_Goal of the exercise_
Transcribe all of the data exactly. Omit the pictures.
[BEGIN]
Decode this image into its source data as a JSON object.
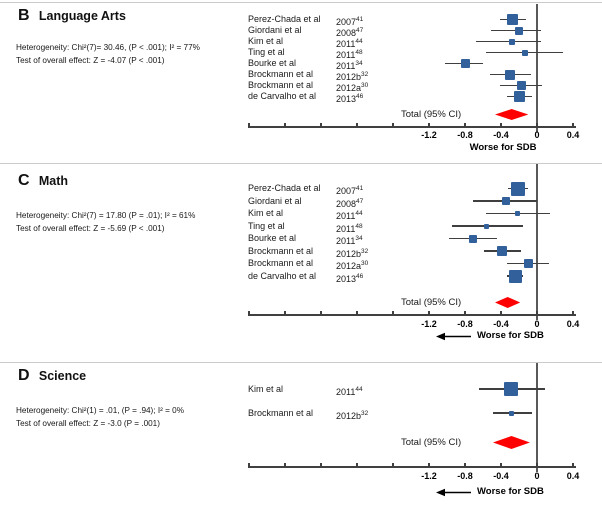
{
  "colors": {
    "square_blue": "#31609B",
    "diamond_red": "#FF0000",
    "line_dark": "#3F3F3F",
    "axis_gray": "#404040",
    "separator_gray": "#CBCBCB"
  },
  "chart_data": [
    {
      "type": "forest",
      "letter": "B",
      "title": "Language Arts",
      "heterogeneity": "Heterogeneity: Chi²(7)= 30.46, (P < .001); I² = 77%",
      "overall_effect": "Test of overall effect: Z = -4.07 (P < .001)",
      "studies": [
        {
          "name": "Perez-Chada et al",
          "year": "2007",
          "ref": "41",
          "estimate": -0.27,
          "ci": [
            -0.41,
            -0.12
          ],
          "size": 11
        },
        {
          "name": "Giordani et al",
          "year": "2008",
          "ref": "47",
          "estimate": -0.2,
          "ci": [
            -0.51,
            0.04
          ],
          "size": 8
        },
        {
          "name": "Kim et al",
          "year": "2011",
          "ref": "44",
          "estimate": -0.28,
          "ci": [
            -0.68,
            0.04
          ],
          "size": 6
        },
        {
          "name": "Ting et al",
          "year": "2011",
          "ref": "48",
          "estimate": -0.13,
          "ci": [
            -0.57,
            0.29
          ],
          "size": 6
        },
        {
          "name": "Bourke et al",
          "year": "2011",
          "ref": "34",
          "estimate": -0.8,
          "ci": [
            -1.02,
            -0.6
          ],
          "size": 9
        },
        {
          "name": "Brockmann et al",
          "year": "2012b",
          "ref": "32",
          "estimate": -0.3,
          "ci": [
            -0.52,
            -0.07
          ],
          "size": 10
        },
        {
          "name": "Brockmann et al",
          "year": "2012a",
          "ref": "30",
          "estimate": -0.17,
          "ci": [
            -0.41,
            0.06
          ],
          "size": 9
        },
        {
          "name": "de Carvalho et al",
          "year": "2013",
          "ref": "46",
          "estimate": -0.19,
          "ci": [
            -0.33,
            -0.06
          ],
          "size": 11
        }
      ],
      "total": {
        "label": "Total (95% CI)",
        "estimate": -0.29,
        "ci": [
          -0.47,
          -0.1
        ]
      },
      "xticks": [
        "-1.2",
        "-0.8",
        "-0.4",
        "0",
        "0.4"
      ],
      "xrange": [
        -3.2,
        0.44
      ],
      "xlabel": "Worse for SDB",
      "arrow_left": false
    },
    {
      "type": "forest",
      "letter": "C",
      "title": "Math",
      "heterogeneity": "Heterogeneity: Chi²(7) = 17.80 (P = .01); I² = 61%",
      "overall_effect": "Test of overall effect: Z = -5.69 (P < .001)",
      "studies": [
        {
          "name": "Perez-Chada et al",
          "year": "2007",
          "ref": "41",
          "estimate": -0.21,
          "ci": [
            -0.32,
            -0.1
          ],
          "size": 14
        },
        {
          "name": "Giordani et al",
          "year": "2008",
          "ref": "47",
          "estimate": -0.34,
          "ci": [
            -0.71,
            0.0
          ],
          "size": 8
        },
        {
          "name": "Kim et al",
          "year": "2011",
          "ref": "44",
          "estimate": -0.22,
          "ci": [
            -0.57,
            0.15
          ],
          "size": 5
        },
        {
          "name": "Ting et al",
          "year": "2011",
          "ref": "48",
          "estimate": -0.56,
          "ci": [
            -0.95,
            -0.16
          ],
          "size": 5
        },
        {
          "name": "Bourke et al",
          "year": "2011",
          "ref": "34",
          "estimate": -0.71,
          "ci": [
            -0.98,
            -0.44
          ],
          "size": 8
        },
        {
          "name": "Brockmann et al",
          "year": "2012b",
          "ref": "32",
          "estimate": -0.39,
          "ci": [
            -0.59,
            -0.18
          ],
          "size": 10
        },
        {
          "name": "Brockmann et al",
          "year": "2012a",
          "ref": "30",
          "estimate": -0.1,
          "ci": [
            -0.33,
            0.13
          ],
          "size": 9
        },
        {
          "name": "de Carvalho et al",
          "year": "2013",
          "ref": "46",
          "estimate": -0.24,
          "ci": [
            -0.33,
            -0.16
          ],
          "size": 13
        }
      ],
      "total": {
        "label": "Total (95% CI)",
        "estimate": -0.33,
        "ci": [
          -0.47,
          -0.19
        ]
      },
      "xticks": [
        "-1.2",
        "-0.8",
        "-0.4",
        "0",
        "0.4"
      ],
      "xrange": [
        -3.2,
        0.44
      ],
      "xlabel": "Worse for SDB",
      "arrow_left": true
    },
    {
      "type": "forest",
      "letter": "D",
      "title": "Science",
      "heterogeneity": "Heterogeneity: Chi²(1) = .01, (P = .94); I² = 0%",
      "overall_effect": "Test of overall effect: Z = -3.0 (P = .001)",
      "studies": [
        {
          "name": "Kim et al",
          "year": "2011",
          "ref": "44",
          "estimate": -0.29,
          "ci": [
            -0.64,
            0.09
          ],
          "size": 14
        },
        {
          "name": "Brockmann et al",
          "year": "2012b",
          "ref": "32",
          "estimate": -0.28,
          "ci": [
            -0.49,
            -0.06
          ],
          "size": 5
        }
      ],
      "total": {
        "label": "Total (95% CI)",
        "estimate": -0.28,
        "ci": [
          -0.49,
          -0.08
        ]
      },
      "xticks": [
        "-1.2",
        "-0.8",
        "-0.4",
        "0",
        "0.4"
      ],
      "xrange": [
        -3.2,
        0.44
      ],
      "xlabel": "Worse for SDB",
      "arrow_left": true
    }
  ]
}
[END]
_Output for this exercise_
Decode this image into its source data as a JSON object.
{
  "colors": {
    "square_blue": "#31609B",
    "diamond_red": "#FF0000",
    "line_dark": "#3F3F3F",
    "axis_gray": "#404040",
    "separator_gray": "#CBCBCB"
  },
  "chart_data": [
    {
      "type": "forest",
      "letter": "B",
      "title": "Language Arts",
      "heterogeneity": "Heterogeneity: Chi²(7)= 30.46, (P < .001); I² = 77%",
      "overall_effect": "Test of overall effect: Z = -4.07 (P < .001)",
      "studies": [
        {
          "name": "Perez-Chada et al",
          "year": "2007",
          "ref": "41",
          "estimate": -0.27,
          "ci": [
            -0.41,
            -0.12
          ],
          "size": 11
        },
        {
          "name": "Giordani et al",
          "year": "2008",
          "ref": "47",
          "estimate": -0.2,
          "ci": [
            -0.51,
            0.04
          ],
          "size": 8
        },
        {
          "name": "Kim et al",
          "year": "2011",
          "ref": "44",
          "estimate": -0.28,
          "ci": [
            -0.68,
            0.04
          ],
          "size": 6
        },
        {
          "name": "Ting et al",
          "year": "2011",
          "ref": "48",
          "estimate": -0.13,
          "ci": [
            -0.57,
            0.29
          ],
          "size": 6
        },
        {
          "name": "Bourke et al",
          "year": "2011",
          "ref": "34",
          "estimate": -0.8,
          "ci": [
            -1.02,
            -0.6
          ],
          "size": 9
        },
        {
          "name": "Brockmann et al",
          "year": "2012b",
          "ref": "32",
          "estimate": -0.3,
          "ci": [
            -0.52,
            -0.07
          ],
          "size": 10
        },
        {
          "name": "Brockmann et al",
          "year": "2012a",
          "ref": "30",
          "estimate": -0.17,
          "ci": [
            -0.41,
            0.06
          ],
          "size": 9
        },
        {
          "name": "de Carvalho et al",
          "year": "2013",
          "ref": "46",
          "estimate": -0.19,
          "ci": [
            -0.33,
            -0.06
          ],
          "size": 11
        }
      ],
      "total": {
        "label": "Total (95% CI)",
        "estimate": -0.29,
        "ci": [
          -0.47,
          -0.1
        ]
      },
      "xticks": [
        "-1.2",
        "-0.8",
        "-0.4",
        "0",
        "0.4"
      ],
      "xrange": [
        -3.2,
        0.44
      ],
      "xlabel": "Worse for SDB",
      "arrow_left": false
    },
    {
      "type": "forest",
      "letter": "C",
      "title": "Math",
      "heterogeneity": "Heterogeneity: Chi²(7) = 17.80 (P = .01); I² = 61%",
      "overall_effect": "Test of overall effect: Z = -5.69 (P < .001)",
      "studies": [
        {
          "name": "Perez-Chada et al",
          "year": "2007",
          "ref": "41",
          "estimate": -0.21,
          "ci": [
            -0.32,
            -0.1
          ],
          "size": 14
        },
        {
          "name": "Giordani et al",
          "year": "2008",
          "ref": "47",
          "estimate": -0.34,
          "ci": [
            -0.71,
            0.0
          ],
          "size": 8
        },
        {
          "name": "Kim et al",
          "year": "2011",
          "ref": "44",
          "estimate": -0.22,
          "ci": [
            -0.57,
            0.15
          ],
          "size": 5
        },
        {
          "name": "Ting et al",
          "year": "2011",
          "ref": "48",
          "estimate": -0.56,
          "ci": [
            -0.95,
            -0.16
          ],
          "size": 5
        },
        {
          "name": "Bourke et al",
          "year": "2011",
          "ref": "34",
          "estimate": -0.71,
          "ci": [
            -0.98,
            -0.44
          ],
          "size": 8
        },
        {
          "name": "Brockmann et al",
          "year": "2012b",
          "ref": "32",
          "estimate": -0.39,
          "ci": [
            -0.59,
            -0.18
          ],
          "size": 10
        },
        {
          "name": "Brockmann et al",
          "year": "2012a",
          "ref": "30",
          "estimate": -0.1,
          "ci": [
            -0.33,
            0.13
          ],
          "size": 9
        },
        {
          "name": "de Carvalho et al",
          "year": "2013",
          "ref": "46",
          "estimate": -0.24,
          "ci": [
            -0.33,
            -0.16
          ],
          "size": 13
        }
      ],
      "total": {
        "label": "Total (95% CI)",
        "estimate": -0.33,
        "ci": [
          -0.47,
          -0.19
        ]
      },
      "xticks": [
        "-1.2",
        "-0.8",
        "-0.4",
        "0",
        "0.4"
      ],
      "xrange": [
        -3.2,
        0.44
      ],
      "xlabel": "Worse for SDB",
      "arrow_left": true
    },
    {
      "type": "forest",
      "letter": "D",
      "title": "Science",
      "heterogeneity": "Heterogeneity: Chi²(1) = .01, (P = .94); I² = 0%",
      "overall_effect": "Test of overall effect: Z = -3.0 (P = .001)",
      "studies": [
        {
          "name": "Kim et al",
          "year": "2011",
          "ref": "44",
          "estimate": -0.29,
          "ci": [
            -0.64,
            0.09
          ],
          "size": 14
        },
        {
          "name": "Brockmann et al",
          "year": "2012b",
          "ref": "32",
          "estimate": -0.28,
          "ci": [
            -0.49,
            -0.06
          ],
          "size": 5
        }
      ],
      "total": {
        "label": "Total (95% CI)",
        "estimate": -0.28,
        "ci": [
          -0.49,
          -0.08
        ]
      },
      "xticks": [
        "-1.2",
        "-0.8",
        "-0.4",
        "0",
        "0.4"
      ],
      "xrange": [
        -3.2,
        0.44
      ],
      "xlabel": "Worse for SDB",
      "arrow_left": true
    }
  ]
}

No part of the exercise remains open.